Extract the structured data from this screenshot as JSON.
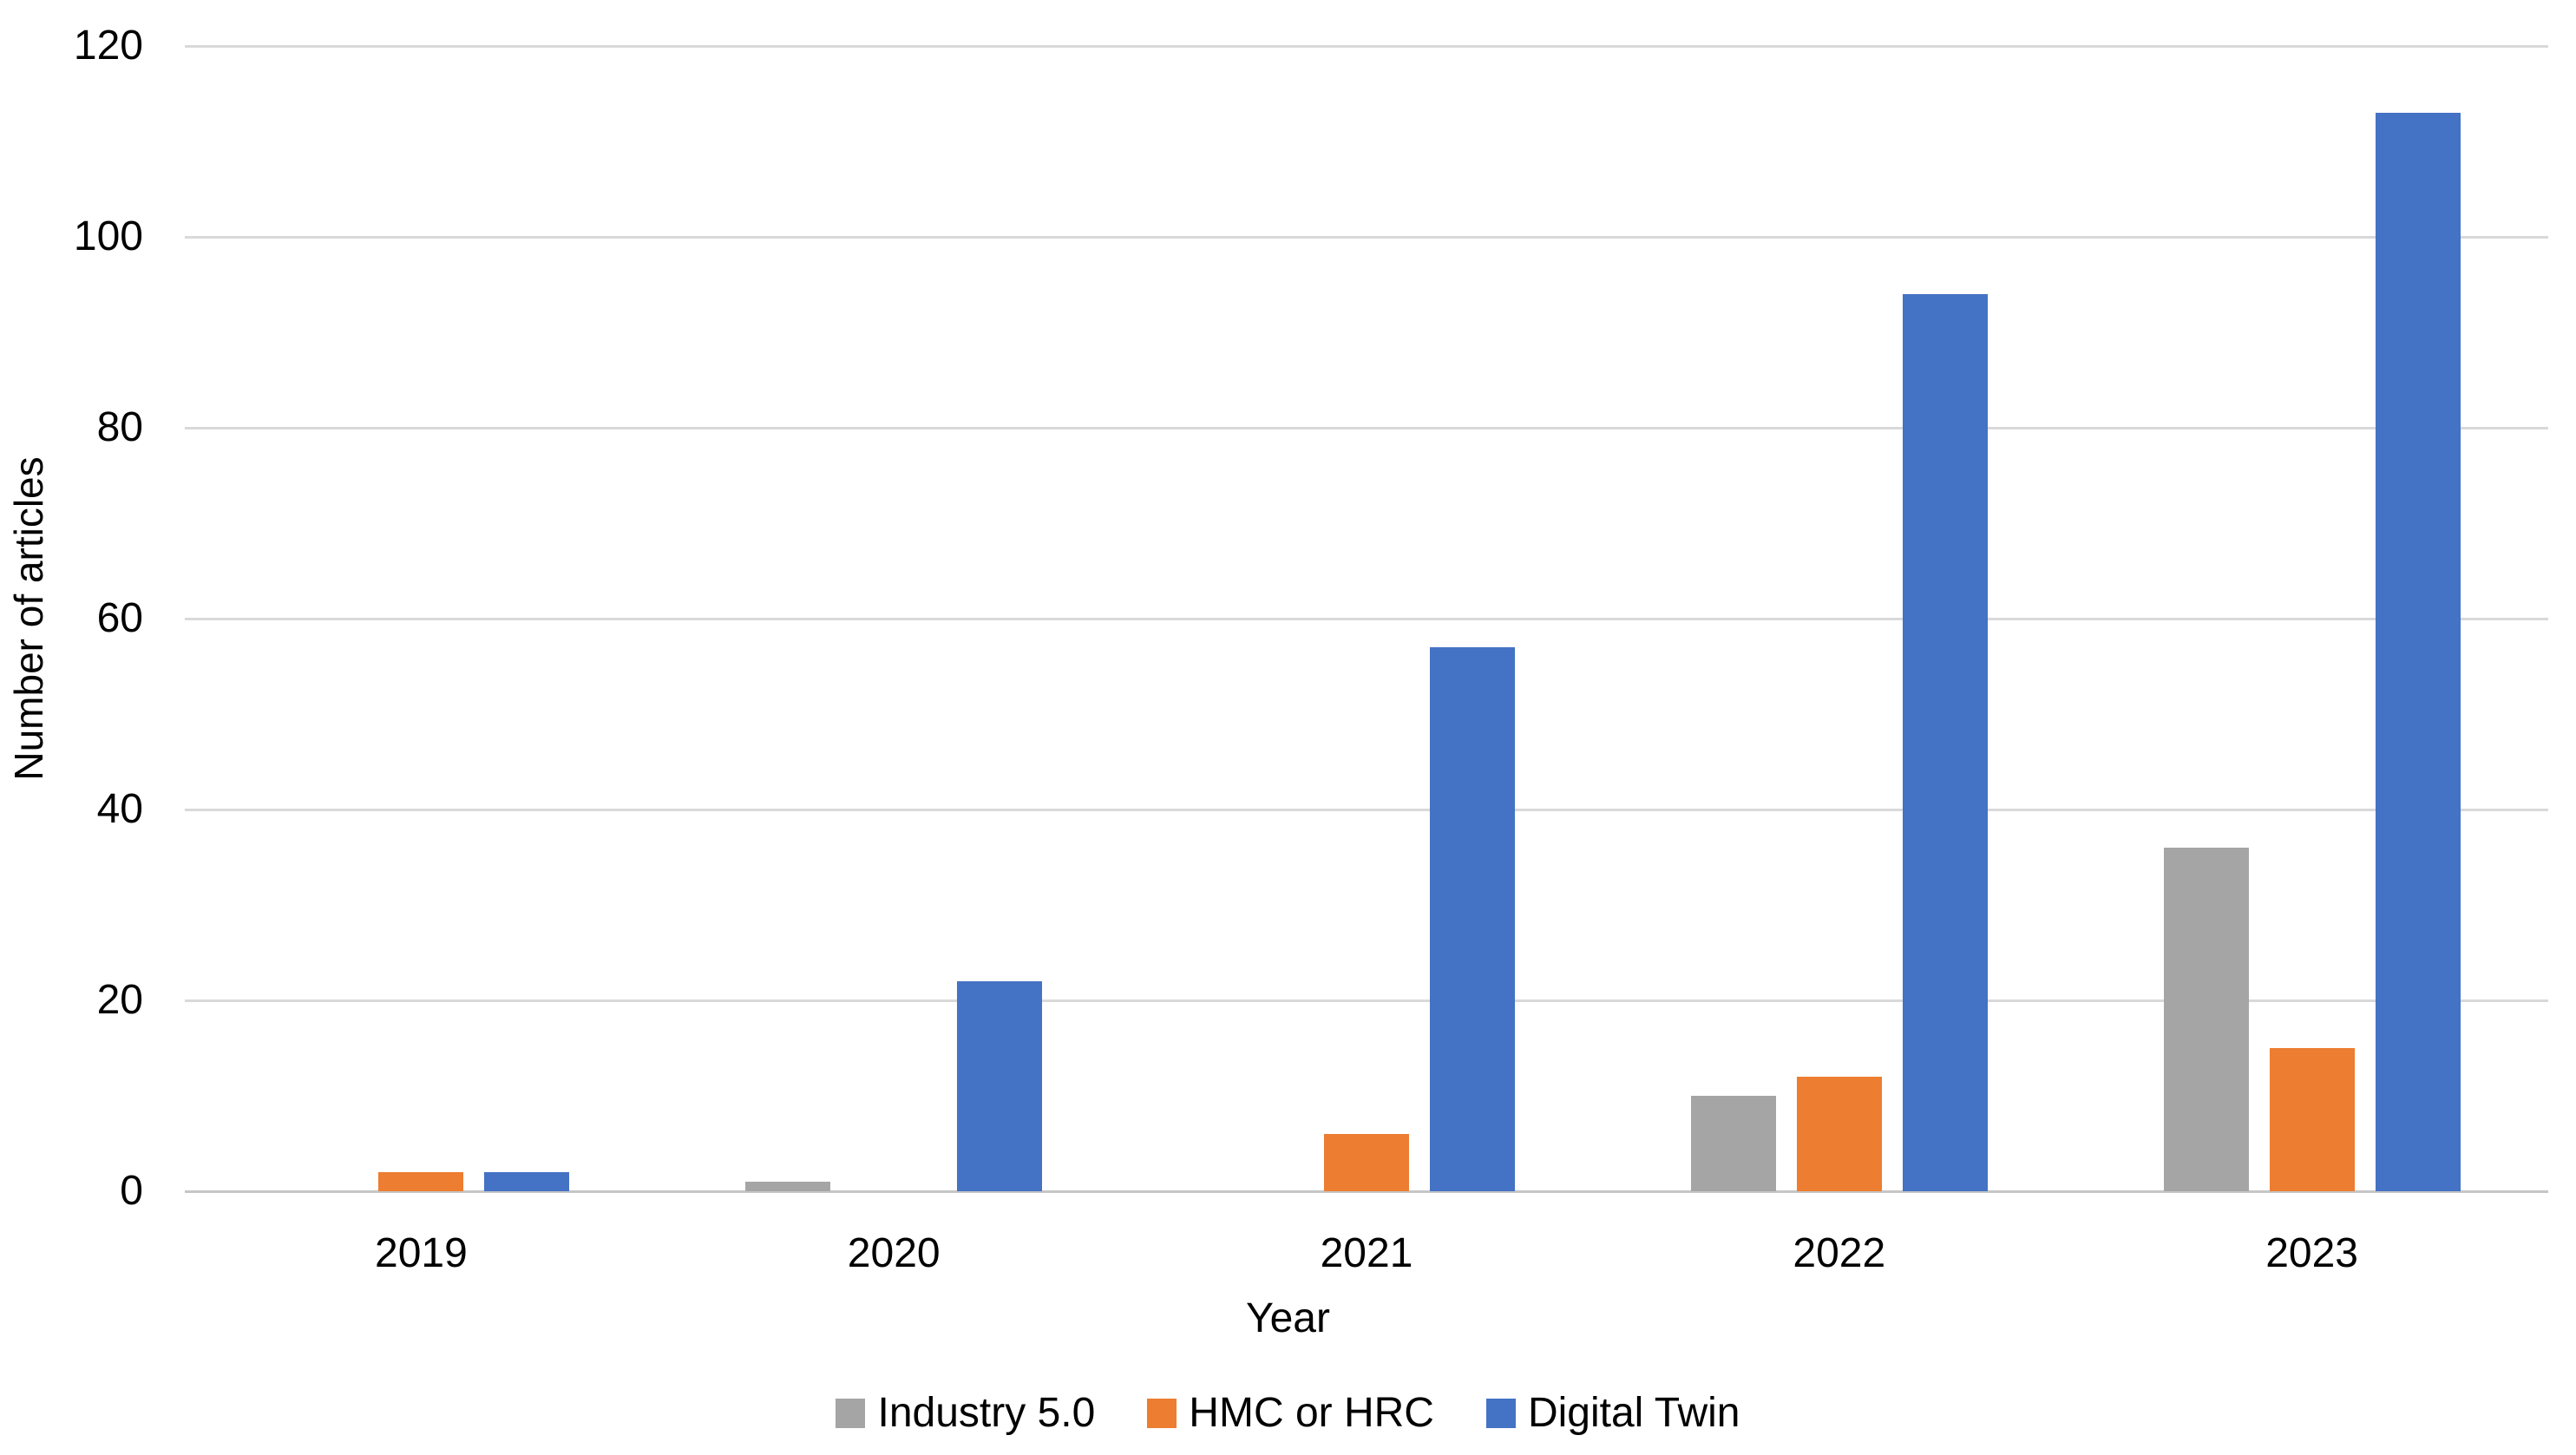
{
  "chart_data": {
    "type": "bar",
    "title": "",
    "xlabel": "Year",
    "ylabel": "Number of articles",
    "categories": [
      "2019",
      "2020",
      "2021",
      "2022",
      "2023"
    ],
    "series": [
      {
        "name": "Industry 5.0",
        "color": "#A5A5A5",
        "values": [
          0,
          1,
          0,
          10,
          36
        ]
      },
      {
        "name": "HMC or HRC",
        "color": "#ED7D31",
        "values": [
          2,
          0,
          6,
          12,
          15
        ]
      },
      {
        "name": "Digital Twin",
        "color": "#4472C4",
        "values": [
          2,
          22,
          57,
          94,
          113
        ]
      }
    ],
    "ylim": [
      0,
      120
    ],
    "y_ticks": [
      0,
      20,
      40,
      60,
      80,
      100,
      120
    ],
    "grid": true,
    "legend_position": "bottom",
    "colors": {
      "gridline": "#D9D9D9",
      "axis_line": "#C6C6C6",
      "text": "#000000",
      "background": "#FFFFFF"
    }
  }
}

━━━━

Each line above is to be copied verbatim. Drop any image from the copy.

Exercise solution
Extract the structured data from this screenshot as JSON.
{
  "chart_data": {
    "type": "bar",
    "title": "",
    "xlabel": "Year",
    "ylabel": "Number of articles",
    "categories": [
      "2019",
      "2020",
      "2021",
      "2022",
      "2023"
    ],
    "series": [
      {
        "name": "Industry 5.0",
        "color": "#A5A5A5",
        "values": [
          0,
          1,
          0,
          10,
          36
        ]
      },
      {
        "name": "HMC or HRC",
        "color": "#ED7D31",
        "values": [
          2,
          0,
          6,
          12,
          15
        ]
      },
      {
        "name": "Digital Twin",
        "color": "#4472C4",
        "values": [
          2,
          22,
          57,
          94,
          113
        ]
      }
    ],
    "ylim": [
      0,
      120
    ],
    "y_ticks": [
      0,
      20,
      40,
      60,
      80,
      100,
      120
    ],
    "grid": true,
    "legend_position": "bottom",
    "colors": {
      "gridline": "#D9D9D9",
      "axis_line": "#C6C6C6",
      "text": "#000000",
      "background": "#FFFFFF"
    }
  }
}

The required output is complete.